-------- RECORD LIST --------

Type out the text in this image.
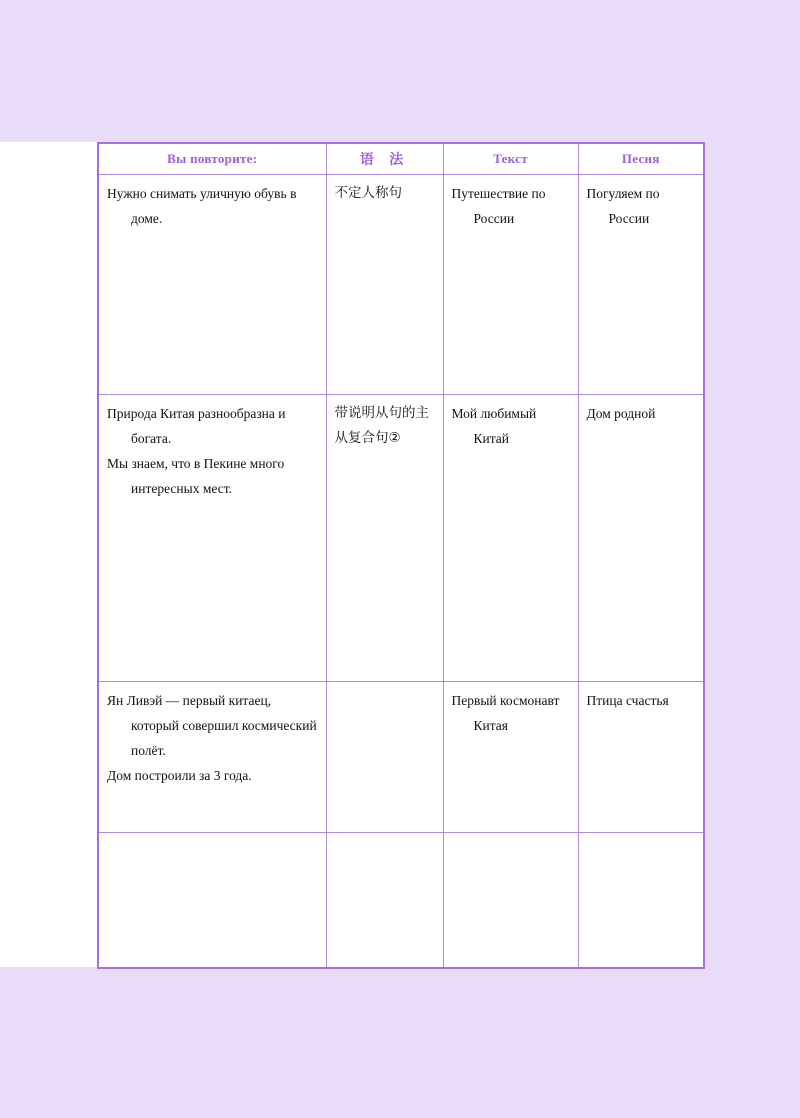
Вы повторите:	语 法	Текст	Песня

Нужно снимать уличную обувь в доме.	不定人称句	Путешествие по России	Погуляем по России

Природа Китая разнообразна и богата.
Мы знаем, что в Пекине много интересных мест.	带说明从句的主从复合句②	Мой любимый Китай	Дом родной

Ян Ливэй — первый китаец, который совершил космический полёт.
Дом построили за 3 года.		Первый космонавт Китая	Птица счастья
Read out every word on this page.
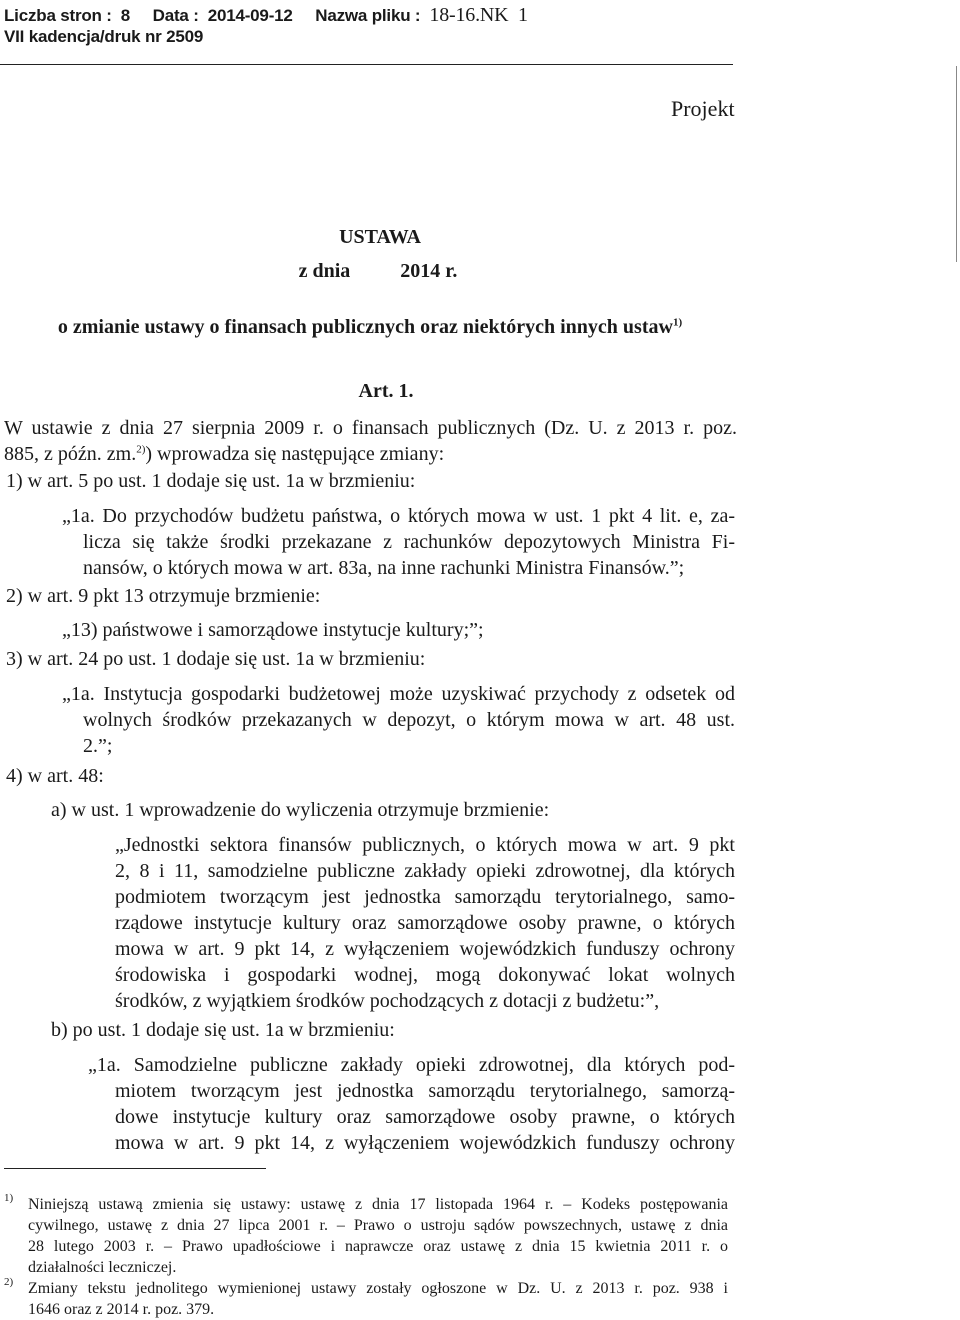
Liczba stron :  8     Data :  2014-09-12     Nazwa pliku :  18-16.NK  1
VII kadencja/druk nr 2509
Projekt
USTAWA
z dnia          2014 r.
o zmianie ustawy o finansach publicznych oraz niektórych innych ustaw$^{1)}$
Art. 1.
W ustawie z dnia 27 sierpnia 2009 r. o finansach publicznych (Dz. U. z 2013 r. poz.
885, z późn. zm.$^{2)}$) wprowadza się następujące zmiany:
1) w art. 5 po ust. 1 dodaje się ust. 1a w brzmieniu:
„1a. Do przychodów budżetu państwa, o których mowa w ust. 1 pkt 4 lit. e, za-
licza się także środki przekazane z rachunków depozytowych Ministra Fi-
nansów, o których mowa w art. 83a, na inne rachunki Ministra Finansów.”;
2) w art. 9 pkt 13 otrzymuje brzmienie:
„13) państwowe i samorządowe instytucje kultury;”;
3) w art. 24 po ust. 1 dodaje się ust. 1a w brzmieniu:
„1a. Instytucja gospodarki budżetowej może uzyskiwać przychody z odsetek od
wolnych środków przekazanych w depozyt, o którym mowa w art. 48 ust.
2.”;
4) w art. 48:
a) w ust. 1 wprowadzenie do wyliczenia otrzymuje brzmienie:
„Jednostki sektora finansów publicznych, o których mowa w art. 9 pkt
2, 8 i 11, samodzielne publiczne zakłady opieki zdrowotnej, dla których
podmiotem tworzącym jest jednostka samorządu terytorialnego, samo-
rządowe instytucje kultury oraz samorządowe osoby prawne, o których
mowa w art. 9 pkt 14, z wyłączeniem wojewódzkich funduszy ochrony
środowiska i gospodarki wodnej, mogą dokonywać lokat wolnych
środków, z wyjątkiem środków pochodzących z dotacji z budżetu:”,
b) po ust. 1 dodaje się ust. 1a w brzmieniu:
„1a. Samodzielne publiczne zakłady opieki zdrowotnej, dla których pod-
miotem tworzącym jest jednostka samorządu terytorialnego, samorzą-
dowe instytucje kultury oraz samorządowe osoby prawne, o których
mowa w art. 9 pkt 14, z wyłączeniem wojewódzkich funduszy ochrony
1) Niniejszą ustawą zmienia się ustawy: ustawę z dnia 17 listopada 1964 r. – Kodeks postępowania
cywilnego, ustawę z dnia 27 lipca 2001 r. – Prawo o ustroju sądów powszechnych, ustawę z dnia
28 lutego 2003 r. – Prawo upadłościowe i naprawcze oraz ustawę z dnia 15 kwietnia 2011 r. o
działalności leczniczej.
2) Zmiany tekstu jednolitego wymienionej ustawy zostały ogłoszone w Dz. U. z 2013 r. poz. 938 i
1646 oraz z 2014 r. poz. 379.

--------
-------- RECORD LIST --------

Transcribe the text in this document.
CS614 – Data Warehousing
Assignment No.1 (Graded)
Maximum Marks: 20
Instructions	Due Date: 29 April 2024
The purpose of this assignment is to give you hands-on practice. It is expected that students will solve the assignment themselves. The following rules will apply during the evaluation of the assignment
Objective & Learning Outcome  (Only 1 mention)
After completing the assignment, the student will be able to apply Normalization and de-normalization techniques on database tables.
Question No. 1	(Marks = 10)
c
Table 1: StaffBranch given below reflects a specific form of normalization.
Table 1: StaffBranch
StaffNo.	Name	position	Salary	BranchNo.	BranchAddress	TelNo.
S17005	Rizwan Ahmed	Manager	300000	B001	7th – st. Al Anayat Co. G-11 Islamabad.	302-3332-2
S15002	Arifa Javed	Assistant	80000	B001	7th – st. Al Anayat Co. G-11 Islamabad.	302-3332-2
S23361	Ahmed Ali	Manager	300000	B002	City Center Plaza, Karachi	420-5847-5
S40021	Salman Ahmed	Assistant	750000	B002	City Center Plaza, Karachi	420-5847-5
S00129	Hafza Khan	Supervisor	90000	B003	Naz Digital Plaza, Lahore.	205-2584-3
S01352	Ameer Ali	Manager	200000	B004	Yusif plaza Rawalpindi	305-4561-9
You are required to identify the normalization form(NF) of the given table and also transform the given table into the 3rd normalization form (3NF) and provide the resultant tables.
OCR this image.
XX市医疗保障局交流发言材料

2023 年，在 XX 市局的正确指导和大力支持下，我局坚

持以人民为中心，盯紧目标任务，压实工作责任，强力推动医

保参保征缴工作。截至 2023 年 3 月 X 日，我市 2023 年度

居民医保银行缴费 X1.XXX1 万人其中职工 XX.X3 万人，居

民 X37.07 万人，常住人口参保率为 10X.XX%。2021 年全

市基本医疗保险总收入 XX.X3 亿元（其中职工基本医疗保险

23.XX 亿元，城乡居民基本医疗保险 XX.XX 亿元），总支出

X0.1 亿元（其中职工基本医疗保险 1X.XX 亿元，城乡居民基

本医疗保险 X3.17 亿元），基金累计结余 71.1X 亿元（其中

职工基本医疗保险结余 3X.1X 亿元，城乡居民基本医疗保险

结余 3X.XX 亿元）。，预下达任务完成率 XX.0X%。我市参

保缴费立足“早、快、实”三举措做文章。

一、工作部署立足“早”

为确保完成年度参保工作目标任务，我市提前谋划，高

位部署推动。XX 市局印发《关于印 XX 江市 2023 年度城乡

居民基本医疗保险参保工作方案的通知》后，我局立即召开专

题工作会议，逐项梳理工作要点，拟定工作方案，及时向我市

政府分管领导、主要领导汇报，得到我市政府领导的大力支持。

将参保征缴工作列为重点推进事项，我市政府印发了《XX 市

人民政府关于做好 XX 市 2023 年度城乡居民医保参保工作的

--------

Provide the number of lines in these entries that hold the word "Manager", without any accompanying text.

3